(Records for this task)

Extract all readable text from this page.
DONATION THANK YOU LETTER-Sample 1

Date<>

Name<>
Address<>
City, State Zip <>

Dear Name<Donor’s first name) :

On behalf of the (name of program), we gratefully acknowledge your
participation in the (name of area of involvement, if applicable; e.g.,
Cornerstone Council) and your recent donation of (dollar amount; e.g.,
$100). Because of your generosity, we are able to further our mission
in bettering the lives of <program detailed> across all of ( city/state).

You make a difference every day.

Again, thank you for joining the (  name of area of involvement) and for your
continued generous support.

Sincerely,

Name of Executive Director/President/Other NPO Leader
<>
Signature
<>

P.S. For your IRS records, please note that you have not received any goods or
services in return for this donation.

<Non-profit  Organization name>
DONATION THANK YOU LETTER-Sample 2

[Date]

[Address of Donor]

(To do)
Print the whole listing exactly as it is.

(Solution to this problem)
Extract all readable text from this page.
DONATION THANK YOU LETTER-Sample 1

Date<>

Name<>
Address<>
City, State Zip <>

Dear Name<Donor’s first name) :

On behalf of the (name of program), we gratefully acknowledge your
participation in the (name of area of involvement, if applicable; e.g.,
Cornerstone Council) and your recent donation of (dollar amount; e.g.,
$100). Because of your generosity, we are able to further our mission
in bettering the lives of <program detailed> across all of ( city/state).

You make a difference every day.

Again, thank you for joining the (  name of area of involvement) and for your
continued generous support.

Sincerely,

Name of Executive Director/President/Other NPO Leader
<>
Signature
<>

P.S. For your IRS records, please note that you have not received any goods or
services in return for this donation.

<Non-profit  Organization name>
DONATION THANK YOU LETTER-Sample 2

[Date]

[Address of Donor]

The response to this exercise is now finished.